◆ TASK TO CARRY OUT
Quote every line below exactly and skip any picture.

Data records
>> START
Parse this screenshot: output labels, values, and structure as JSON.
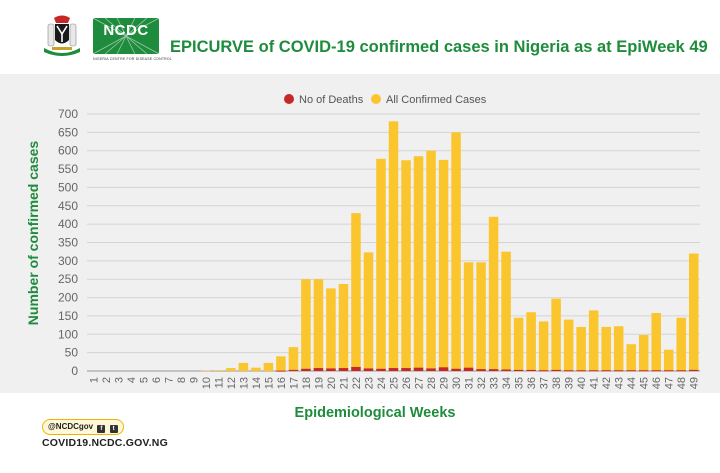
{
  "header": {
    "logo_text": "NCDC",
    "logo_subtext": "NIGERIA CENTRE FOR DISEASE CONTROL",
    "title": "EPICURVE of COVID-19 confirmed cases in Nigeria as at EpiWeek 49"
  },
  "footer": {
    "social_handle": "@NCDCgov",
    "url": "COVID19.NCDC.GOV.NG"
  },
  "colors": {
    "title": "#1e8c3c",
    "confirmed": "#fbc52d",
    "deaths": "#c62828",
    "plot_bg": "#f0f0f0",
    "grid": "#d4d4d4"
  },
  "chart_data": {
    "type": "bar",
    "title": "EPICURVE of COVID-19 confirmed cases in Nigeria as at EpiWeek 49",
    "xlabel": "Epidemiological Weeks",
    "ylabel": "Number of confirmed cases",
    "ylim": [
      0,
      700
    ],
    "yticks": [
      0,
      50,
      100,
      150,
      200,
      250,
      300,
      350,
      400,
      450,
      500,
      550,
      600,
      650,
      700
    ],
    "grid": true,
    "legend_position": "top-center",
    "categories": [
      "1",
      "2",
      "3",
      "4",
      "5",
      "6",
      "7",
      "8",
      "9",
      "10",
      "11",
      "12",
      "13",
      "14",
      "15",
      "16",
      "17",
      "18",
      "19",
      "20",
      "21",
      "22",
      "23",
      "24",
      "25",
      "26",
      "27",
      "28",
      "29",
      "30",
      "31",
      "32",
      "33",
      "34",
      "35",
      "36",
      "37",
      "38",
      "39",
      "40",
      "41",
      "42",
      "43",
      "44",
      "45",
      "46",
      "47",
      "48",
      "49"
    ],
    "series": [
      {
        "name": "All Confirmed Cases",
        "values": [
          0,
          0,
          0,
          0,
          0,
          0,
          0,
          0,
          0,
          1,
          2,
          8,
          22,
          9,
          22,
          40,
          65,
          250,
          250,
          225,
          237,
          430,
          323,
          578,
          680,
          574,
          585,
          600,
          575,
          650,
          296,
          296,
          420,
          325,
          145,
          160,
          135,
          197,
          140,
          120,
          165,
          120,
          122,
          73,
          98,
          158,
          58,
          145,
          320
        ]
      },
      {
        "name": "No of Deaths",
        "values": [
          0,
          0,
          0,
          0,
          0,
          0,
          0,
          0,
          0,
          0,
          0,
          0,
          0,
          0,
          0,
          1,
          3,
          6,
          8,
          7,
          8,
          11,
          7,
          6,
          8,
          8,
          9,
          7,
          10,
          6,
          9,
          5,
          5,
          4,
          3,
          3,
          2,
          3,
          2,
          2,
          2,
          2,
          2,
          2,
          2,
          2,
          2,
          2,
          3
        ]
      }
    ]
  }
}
>> END
◆ TASK RESULT
Parse this screenshot: output labels, values, and structure as JSON.
{
  "header": {
    "logo_text": "NCDC",
    "logo_subtext": "NIGERIA CENTRE FOR DISEASE CONTROL",
    "title": "EPICURVE of COVID-19 confirmed cases in Nigeria as at EpiWeek 49"
  },
  "footer": {
    "social_handle": "@NCDCgov",
    "url": "COVID19.NCDC.GOV.NG"
  },
  "colors": {
    "title": "#1e8c3c",
    "confirmed": "#fbc52d",
    "deaths": "#c62828",
    "plot_bg": "#f0f0f0",
    "grid": "#d4d4d4"
  },
  "chart_data": {
    "type": "bar",
    "title": "EPICURVE of COVID-19 confirmed cases in Nigeria as at EpiWeek 49",
    "xlabel": "Epidemiological Weeks",
    "ylabel": "Number of confirmed cases",
    "ylim": [
      0,
      700
    ],
    "yticks": [
      0,
      50,
      100,
      150,
      200,
      250,
      300,
      350,
      400,
      450,
      500,
      550,
      600,
      650,
      700
    ],
    "grid": true,
    "legend_position": "top-center",
    "categories": [
      "1",
      "2",
      "3",
      "4",
      "5",
      "6",
      "7",
      "8",
      "9",
      "10",
      "11",
      "12",
      "13",
      "14",
      "15",
      "16",
      "17",
      "18",
      "19",
      "20",
      "21",
      "22",
      "23",
      "24",
      "25",
      "26",
      "27",
      "28",
      "29",
      "30",
      "31",
      "32",
      "33",
      "34",
      "35",
      "36",
      "37",
      "38",
      "39",
      "40",
      "41",
      "42",
      "43",
      "44",
      "45",
      "46",
      "47",
      "48",
      "49"
    ],
    "series": [
      {
        "name": "All Confirmed Cases",
        "values": [
          0,
          0,
          0,
          0,
          0,
          0,
          0,
          0,
          0,
          1,
          2,
          8,
          22,
          9,
          22,
          40,
          65,
          250,
          250,
          225,
          237,
          430,
          323,
          578,
          680,
          574,
          585,
          600,
          575,
          650,
          296,
          296,
          420,
          325,
          145,
          160,
          135,
          197,
          140,
          120,
          165,
          120,
          122,
          73,
          98,
          158,
          58,
          145,
          320
        ]
      },
      {
        "name": "No of Deaths",
        "values": [
          0,
          0,
          0,
          0,
          0,
          0,
          0,
          0,
          0,
          0,
          0,
          0,
          0,
          0,
          0,
          1,
          3,
          6,
          8,
          7,
          8,
          11,
          7,
          6,
          8,
          8,
          9,
          7,
          10,
          6,
          9,
          5,
          5,
          4,
          3,
          3,
          2,
          3,
          2,
          2,
          2,
          2,
          2,
          2,
          2,
          2,
          2,
          2,
          3
        ]
      }
    ]
  }
}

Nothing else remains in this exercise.